* WRITTEN EXERCISE *
For the entries that follow, tally the lines holding the string "Totam". Give the total and nothing else.

════════

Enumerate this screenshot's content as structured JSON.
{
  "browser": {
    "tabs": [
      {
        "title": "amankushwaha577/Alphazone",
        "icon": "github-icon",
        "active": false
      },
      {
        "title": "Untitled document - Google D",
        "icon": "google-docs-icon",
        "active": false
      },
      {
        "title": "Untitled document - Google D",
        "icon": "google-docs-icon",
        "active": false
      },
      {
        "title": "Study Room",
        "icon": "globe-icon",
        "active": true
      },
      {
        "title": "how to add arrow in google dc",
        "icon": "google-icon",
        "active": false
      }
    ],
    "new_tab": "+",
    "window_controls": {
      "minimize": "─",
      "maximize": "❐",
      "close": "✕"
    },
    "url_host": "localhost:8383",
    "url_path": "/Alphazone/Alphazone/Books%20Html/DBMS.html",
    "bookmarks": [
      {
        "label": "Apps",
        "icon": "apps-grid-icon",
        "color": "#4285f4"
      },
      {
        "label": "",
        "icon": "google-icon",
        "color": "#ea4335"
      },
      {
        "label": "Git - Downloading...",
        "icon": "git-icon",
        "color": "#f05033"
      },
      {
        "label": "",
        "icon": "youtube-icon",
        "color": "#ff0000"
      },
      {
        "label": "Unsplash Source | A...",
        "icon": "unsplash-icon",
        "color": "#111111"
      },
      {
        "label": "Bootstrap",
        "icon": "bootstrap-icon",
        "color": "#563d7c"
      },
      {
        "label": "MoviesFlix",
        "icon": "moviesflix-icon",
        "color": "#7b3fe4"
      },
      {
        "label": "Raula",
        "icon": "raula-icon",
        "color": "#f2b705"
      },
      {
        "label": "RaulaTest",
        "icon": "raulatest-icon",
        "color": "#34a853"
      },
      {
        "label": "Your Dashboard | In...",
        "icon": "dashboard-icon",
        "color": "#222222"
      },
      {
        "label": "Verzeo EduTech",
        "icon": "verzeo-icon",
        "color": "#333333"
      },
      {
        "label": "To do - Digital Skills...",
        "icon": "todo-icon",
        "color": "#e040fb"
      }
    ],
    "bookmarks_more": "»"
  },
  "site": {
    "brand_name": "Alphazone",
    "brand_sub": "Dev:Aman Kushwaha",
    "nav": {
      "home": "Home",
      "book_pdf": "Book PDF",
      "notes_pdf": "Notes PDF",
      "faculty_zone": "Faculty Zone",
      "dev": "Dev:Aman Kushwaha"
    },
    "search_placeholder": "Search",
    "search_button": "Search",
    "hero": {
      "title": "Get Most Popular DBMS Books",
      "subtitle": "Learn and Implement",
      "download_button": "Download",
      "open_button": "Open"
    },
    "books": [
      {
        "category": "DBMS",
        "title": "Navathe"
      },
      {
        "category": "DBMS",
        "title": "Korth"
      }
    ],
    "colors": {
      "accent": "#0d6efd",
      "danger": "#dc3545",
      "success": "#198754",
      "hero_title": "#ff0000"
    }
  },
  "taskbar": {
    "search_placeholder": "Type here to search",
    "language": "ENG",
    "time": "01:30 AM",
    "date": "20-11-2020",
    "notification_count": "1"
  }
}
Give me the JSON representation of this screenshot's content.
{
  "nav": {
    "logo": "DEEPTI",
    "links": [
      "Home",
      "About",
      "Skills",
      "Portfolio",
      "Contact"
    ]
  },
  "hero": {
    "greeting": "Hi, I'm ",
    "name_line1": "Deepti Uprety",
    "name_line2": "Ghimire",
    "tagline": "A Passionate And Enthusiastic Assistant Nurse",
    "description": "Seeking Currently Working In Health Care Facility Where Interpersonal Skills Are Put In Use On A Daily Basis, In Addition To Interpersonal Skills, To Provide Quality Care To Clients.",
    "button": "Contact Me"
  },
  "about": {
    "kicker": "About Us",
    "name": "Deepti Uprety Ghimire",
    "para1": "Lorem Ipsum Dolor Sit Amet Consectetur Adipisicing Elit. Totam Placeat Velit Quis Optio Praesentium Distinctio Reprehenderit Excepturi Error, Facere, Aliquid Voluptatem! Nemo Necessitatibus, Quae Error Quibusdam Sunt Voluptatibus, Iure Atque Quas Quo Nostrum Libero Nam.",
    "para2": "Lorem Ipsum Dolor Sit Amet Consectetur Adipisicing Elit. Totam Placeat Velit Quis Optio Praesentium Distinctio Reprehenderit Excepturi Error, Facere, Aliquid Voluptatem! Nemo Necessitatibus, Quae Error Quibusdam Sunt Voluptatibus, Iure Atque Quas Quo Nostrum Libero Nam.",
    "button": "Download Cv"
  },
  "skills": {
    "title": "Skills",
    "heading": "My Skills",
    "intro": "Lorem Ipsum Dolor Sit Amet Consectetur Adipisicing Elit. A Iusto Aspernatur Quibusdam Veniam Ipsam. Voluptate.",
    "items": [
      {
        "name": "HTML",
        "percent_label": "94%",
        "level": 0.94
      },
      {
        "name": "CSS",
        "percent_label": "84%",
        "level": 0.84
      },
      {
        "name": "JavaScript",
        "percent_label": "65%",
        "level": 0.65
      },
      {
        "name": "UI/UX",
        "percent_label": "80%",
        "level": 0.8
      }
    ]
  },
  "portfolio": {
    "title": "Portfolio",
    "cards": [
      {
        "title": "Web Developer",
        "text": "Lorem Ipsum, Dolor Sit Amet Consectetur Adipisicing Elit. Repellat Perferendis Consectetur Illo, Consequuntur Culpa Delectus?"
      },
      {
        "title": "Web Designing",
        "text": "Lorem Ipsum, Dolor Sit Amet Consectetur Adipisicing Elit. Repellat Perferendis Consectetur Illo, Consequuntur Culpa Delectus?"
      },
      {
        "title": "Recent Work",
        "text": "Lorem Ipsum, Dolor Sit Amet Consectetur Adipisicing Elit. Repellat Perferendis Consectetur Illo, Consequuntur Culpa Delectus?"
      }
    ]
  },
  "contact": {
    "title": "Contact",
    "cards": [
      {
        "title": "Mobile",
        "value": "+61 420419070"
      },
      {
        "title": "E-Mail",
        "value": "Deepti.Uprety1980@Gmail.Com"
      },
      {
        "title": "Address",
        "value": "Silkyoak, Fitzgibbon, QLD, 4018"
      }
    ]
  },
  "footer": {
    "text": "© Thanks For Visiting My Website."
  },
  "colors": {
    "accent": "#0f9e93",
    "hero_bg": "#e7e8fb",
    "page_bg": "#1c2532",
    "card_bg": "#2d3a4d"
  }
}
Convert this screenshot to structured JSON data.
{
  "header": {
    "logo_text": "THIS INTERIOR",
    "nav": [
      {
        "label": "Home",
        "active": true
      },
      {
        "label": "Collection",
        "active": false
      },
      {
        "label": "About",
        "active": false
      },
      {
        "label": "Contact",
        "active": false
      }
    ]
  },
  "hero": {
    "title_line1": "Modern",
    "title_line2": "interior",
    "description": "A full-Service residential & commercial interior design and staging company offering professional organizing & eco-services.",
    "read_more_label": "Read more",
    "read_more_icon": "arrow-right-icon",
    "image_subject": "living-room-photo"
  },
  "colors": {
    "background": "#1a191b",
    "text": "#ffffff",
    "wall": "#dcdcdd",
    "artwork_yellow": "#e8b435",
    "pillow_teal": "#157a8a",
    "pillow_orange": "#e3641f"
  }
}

════════

* RESPONSE TO THIS TASK *
2